**Your objective:**
Lines that contain the string "Total" are to be copied; leave out all others.

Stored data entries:
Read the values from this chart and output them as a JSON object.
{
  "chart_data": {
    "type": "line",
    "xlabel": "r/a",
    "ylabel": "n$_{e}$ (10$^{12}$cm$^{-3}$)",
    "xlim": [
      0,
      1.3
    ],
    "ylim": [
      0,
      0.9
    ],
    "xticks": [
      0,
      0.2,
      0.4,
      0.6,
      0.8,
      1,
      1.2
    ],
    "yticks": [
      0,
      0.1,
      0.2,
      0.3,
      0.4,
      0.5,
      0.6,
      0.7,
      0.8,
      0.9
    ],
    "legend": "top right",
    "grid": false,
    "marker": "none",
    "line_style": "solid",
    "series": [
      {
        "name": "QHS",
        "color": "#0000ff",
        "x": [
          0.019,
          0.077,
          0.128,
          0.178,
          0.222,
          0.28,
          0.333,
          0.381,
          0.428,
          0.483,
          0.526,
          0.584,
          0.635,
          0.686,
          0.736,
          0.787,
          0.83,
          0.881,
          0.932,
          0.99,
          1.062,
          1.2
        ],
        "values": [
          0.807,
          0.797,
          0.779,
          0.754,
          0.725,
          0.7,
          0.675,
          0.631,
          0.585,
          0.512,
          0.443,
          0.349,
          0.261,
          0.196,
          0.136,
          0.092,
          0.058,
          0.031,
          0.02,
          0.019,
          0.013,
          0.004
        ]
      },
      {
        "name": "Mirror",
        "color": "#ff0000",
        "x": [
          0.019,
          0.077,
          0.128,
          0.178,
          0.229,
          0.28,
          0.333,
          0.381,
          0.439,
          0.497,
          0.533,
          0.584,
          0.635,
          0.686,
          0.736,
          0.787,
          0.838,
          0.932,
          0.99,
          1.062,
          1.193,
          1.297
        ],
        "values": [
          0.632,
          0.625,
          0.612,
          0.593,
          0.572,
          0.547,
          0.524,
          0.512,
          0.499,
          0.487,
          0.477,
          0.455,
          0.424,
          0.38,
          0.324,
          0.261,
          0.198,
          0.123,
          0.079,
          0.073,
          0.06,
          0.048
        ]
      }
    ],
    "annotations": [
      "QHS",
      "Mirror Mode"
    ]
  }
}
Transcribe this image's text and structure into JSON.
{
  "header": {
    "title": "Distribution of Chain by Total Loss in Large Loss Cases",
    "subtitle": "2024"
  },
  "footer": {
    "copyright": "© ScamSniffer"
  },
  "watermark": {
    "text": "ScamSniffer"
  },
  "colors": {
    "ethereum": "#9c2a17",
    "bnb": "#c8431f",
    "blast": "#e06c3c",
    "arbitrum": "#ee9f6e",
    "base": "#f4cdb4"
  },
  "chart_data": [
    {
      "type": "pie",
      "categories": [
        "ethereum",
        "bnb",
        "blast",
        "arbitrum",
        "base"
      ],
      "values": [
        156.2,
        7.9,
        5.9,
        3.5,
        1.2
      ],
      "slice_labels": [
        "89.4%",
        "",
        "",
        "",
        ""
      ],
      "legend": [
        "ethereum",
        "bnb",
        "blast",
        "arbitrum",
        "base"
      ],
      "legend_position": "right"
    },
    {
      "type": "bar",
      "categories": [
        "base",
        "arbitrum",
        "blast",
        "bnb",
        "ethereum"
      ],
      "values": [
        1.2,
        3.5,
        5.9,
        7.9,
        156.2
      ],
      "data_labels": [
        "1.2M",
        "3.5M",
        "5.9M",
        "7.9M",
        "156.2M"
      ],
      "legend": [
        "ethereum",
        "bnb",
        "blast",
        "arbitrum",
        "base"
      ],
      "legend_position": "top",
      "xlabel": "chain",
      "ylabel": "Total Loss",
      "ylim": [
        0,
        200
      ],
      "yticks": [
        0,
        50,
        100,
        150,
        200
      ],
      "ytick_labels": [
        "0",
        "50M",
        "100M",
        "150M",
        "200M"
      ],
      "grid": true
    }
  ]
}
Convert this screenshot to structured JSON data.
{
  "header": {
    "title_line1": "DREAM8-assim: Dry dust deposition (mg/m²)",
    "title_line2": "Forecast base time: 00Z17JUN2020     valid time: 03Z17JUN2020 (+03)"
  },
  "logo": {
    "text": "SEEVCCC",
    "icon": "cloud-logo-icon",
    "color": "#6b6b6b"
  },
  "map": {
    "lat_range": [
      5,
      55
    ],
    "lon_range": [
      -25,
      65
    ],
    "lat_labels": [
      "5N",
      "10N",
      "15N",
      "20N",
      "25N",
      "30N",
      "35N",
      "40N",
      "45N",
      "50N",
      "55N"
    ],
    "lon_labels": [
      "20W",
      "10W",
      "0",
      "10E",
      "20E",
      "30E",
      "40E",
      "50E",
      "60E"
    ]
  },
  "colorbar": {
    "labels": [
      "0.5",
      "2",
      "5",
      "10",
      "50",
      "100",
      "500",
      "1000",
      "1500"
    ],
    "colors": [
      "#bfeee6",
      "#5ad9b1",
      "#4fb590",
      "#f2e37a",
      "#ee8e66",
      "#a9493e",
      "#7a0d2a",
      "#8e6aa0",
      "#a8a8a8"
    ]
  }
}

**Exercise result:**
    "title": "Distribution of Chain by Total Loss in Large Loss Cases",
      "ylabel": "Total Loss",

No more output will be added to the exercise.